━━ DATASET RECORDS ━━

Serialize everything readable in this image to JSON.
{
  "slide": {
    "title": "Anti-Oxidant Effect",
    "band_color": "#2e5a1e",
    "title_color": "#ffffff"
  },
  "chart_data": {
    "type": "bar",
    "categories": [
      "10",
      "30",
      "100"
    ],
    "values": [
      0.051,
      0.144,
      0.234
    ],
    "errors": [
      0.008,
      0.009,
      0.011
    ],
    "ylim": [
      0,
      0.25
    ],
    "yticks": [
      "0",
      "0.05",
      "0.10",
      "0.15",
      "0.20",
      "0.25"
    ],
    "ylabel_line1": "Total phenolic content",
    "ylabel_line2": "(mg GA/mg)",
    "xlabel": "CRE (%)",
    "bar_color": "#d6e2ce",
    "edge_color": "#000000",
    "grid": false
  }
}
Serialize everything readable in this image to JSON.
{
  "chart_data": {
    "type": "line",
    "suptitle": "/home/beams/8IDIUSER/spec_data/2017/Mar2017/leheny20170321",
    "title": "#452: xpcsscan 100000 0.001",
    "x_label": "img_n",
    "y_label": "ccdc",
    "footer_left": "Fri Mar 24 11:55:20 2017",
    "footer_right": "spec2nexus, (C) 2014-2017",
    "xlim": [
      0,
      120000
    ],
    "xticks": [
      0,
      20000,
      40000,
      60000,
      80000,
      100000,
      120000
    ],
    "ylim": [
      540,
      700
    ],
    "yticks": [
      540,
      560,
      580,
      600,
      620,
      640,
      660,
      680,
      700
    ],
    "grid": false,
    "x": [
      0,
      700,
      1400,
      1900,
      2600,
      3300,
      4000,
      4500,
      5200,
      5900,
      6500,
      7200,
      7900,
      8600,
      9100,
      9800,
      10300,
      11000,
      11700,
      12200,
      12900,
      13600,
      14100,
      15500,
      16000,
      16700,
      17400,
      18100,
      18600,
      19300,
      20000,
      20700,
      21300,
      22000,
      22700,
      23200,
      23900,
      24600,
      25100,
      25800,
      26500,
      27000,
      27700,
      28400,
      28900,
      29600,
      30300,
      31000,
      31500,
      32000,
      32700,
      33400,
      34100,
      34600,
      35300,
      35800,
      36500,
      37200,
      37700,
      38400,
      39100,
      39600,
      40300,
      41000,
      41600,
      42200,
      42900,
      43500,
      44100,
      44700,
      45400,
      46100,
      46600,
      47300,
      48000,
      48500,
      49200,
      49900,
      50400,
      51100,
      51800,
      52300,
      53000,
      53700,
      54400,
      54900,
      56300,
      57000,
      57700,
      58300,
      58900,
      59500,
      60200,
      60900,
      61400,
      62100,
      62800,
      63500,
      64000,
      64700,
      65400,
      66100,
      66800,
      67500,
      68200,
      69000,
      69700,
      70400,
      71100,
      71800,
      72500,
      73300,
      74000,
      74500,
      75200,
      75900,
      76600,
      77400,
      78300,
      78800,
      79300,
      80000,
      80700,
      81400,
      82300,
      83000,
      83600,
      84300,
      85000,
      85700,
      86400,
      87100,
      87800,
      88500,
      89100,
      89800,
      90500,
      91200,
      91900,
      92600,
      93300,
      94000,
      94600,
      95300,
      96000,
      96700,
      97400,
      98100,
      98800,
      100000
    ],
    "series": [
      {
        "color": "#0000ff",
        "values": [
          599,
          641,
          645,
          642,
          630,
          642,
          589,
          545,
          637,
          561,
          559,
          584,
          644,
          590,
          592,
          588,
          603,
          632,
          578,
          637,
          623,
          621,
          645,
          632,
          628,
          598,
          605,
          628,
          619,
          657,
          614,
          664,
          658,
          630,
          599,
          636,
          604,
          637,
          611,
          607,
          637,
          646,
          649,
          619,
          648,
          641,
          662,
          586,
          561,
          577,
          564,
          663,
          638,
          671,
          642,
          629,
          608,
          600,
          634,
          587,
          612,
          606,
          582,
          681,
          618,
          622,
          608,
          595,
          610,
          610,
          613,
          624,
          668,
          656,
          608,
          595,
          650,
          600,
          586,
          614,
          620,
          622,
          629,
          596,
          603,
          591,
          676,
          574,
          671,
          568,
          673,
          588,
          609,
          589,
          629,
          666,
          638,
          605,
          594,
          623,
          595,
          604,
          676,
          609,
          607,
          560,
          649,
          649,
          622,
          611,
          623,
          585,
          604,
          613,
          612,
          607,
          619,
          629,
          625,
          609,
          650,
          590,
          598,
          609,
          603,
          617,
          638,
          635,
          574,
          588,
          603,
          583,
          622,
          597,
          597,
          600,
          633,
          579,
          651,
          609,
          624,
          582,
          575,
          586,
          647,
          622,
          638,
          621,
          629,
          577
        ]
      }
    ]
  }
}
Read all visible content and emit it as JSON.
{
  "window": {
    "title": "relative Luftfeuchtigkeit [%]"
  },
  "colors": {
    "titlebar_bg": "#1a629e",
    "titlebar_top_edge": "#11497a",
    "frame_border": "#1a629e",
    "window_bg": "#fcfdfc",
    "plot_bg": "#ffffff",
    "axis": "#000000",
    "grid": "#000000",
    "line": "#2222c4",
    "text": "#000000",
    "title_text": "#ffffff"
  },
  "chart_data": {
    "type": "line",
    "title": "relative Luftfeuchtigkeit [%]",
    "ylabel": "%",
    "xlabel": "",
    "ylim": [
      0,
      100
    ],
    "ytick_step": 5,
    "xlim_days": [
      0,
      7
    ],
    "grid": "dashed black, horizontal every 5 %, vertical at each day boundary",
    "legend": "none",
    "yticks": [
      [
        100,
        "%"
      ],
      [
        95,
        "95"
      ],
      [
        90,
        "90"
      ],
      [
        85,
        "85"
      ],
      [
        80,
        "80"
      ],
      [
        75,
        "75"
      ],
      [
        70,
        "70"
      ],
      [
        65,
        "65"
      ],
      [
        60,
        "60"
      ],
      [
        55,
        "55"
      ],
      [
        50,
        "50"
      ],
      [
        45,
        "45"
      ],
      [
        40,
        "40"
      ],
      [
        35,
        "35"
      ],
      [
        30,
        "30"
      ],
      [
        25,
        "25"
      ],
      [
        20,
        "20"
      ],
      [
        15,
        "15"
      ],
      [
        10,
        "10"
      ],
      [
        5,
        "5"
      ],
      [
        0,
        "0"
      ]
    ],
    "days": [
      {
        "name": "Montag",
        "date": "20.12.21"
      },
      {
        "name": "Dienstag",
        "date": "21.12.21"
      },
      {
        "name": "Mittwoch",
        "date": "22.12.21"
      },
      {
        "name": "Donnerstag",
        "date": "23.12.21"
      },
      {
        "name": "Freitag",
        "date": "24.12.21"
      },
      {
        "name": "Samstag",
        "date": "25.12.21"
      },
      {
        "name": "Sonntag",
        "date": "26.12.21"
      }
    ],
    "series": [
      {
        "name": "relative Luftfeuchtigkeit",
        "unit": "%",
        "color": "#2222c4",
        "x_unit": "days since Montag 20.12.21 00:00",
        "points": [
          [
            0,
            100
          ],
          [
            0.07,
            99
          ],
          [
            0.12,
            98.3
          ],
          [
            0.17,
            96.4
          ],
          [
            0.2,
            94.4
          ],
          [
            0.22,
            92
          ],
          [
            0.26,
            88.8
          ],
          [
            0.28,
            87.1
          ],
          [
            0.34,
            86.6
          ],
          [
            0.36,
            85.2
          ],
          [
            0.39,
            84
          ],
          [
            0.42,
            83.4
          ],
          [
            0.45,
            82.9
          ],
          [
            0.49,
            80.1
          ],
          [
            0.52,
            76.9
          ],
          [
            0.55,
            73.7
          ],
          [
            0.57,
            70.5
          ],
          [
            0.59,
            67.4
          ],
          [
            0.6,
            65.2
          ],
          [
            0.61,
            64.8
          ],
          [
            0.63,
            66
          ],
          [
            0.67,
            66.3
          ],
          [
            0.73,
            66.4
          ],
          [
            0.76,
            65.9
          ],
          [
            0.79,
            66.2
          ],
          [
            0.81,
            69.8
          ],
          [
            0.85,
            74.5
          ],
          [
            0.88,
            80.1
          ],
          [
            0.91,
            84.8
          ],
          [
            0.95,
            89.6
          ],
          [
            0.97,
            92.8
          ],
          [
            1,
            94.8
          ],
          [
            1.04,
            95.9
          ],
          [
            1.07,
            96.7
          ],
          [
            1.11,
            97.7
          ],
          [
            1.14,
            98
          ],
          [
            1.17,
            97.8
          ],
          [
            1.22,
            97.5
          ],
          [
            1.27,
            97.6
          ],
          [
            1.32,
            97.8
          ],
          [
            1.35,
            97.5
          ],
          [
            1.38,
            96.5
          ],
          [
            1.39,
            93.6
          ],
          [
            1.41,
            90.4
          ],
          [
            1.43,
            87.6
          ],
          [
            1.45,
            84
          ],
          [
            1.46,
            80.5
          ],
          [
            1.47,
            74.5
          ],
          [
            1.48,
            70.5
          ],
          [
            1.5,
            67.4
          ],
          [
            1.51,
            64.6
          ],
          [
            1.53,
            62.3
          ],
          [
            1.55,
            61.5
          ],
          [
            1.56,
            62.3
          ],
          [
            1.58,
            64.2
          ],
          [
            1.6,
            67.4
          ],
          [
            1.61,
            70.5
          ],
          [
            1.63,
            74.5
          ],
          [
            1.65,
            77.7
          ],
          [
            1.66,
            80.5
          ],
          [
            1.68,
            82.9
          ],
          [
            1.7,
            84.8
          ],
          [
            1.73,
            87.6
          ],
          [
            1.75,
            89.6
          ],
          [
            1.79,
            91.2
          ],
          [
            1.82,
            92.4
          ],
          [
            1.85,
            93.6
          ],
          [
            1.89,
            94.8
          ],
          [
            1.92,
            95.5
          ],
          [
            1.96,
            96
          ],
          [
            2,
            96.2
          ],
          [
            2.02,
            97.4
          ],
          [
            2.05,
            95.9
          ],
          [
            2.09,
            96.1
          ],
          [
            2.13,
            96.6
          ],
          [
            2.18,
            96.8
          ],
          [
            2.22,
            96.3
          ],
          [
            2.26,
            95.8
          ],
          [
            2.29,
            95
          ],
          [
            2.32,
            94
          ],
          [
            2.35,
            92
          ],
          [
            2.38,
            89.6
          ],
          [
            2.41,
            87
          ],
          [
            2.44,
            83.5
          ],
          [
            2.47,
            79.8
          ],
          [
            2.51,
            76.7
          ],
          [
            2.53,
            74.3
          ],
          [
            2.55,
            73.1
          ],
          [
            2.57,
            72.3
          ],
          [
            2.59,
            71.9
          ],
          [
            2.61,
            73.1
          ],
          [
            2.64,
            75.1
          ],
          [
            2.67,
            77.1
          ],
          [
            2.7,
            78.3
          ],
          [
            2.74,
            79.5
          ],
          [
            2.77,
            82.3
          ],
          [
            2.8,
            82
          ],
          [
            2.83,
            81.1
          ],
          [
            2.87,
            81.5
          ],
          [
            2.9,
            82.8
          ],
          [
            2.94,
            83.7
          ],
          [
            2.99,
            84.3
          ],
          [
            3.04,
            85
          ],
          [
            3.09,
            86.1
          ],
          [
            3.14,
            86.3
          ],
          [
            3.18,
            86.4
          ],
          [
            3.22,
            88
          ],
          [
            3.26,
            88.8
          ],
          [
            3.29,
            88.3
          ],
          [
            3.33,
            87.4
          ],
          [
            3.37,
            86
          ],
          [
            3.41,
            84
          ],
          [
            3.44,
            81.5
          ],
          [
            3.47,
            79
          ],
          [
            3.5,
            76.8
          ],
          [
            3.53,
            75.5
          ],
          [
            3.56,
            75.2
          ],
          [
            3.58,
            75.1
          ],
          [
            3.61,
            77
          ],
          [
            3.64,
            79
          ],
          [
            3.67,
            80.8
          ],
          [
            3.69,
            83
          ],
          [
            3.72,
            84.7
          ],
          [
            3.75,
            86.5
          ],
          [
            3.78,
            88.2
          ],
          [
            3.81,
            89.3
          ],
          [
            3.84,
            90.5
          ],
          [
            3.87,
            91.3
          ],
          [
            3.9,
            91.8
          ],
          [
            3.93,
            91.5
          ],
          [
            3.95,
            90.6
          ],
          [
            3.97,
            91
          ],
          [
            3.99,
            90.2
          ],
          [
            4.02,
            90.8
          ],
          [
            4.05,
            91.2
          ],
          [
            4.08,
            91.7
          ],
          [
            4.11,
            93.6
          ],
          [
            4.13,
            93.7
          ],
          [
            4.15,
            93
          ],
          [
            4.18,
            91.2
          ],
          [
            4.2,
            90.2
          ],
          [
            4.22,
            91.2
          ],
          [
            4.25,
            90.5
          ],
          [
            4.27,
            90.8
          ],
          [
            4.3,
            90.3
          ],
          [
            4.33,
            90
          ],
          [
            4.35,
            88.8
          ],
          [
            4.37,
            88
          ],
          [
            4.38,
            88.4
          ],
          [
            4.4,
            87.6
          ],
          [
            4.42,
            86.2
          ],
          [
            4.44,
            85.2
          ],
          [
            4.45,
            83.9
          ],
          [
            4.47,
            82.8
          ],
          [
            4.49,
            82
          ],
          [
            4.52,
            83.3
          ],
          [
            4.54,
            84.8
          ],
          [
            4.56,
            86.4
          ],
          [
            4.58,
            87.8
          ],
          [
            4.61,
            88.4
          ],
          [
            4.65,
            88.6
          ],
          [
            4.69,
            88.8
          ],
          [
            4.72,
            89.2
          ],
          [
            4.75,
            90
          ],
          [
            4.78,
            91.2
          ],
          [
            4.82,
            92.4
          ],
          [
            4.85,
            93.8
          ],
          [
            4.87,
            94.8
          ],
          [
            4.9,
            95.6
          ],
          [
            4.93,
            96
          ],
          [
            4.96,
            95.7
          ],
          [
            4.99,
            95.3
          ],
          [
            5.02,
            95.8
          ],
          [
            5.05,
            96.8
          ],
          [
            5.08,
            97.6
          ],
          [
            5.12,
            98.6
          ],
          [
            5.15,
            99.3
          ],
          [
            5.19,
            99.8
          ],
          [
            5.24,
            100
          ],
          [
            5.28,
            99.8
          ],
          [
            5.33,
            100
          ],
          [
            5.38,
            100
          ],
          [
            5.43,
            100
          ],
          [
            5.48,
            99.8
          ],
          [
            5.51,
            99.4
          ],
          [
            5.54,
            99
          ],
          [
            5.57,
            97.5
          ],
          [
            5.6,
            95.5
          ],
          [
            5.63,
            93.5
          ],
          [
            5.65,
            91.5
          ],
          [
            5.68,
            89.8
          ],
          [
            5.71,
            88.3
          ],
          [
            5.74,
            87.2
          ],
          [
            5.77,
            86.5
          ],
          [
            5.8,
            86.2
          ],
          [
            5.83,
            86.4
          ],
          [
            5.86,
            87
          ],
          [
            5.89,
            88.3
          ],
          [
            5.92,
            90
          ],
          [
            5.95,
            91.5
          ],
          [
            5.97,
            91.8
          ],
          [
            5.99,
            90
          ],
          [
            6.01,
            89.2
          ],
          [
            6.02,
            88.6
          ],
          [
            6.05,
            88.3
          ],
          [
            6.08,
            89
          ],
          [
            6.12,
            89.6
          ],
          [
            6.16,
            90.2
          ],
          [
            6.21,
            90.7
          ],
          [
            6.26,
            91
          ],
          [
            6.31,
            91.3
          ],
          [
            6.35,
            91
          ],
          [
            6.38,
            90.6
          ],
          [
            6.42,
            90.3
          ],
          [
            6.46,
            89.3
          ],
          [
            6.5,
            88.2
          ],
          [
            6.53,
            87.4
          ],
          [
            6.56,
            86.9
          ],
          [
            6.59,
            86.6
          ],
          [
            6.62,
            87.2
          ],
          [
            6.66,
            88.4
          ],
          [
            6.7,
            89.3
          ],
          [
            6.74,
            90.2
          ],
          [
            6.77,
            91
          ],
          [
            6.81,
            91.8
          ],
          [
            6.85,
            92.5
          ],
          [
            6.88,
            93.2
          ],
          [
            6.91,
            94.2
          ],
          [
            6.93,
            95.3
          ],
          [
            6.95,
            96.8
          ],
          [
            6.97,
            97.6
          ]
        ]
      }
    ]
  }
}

━━━

WHAT THE EXERCISE ASKS: Copy every line in the records above that contains the word "Luftfeuchtigkeit".

COMPLETE ANSWER:
    "title": "relative Luftfeuchtigkeit [%]"
    "title": "relative Luftfeuchtigkeit [%]",
        "name": "relative Luftfeuchtigkeit",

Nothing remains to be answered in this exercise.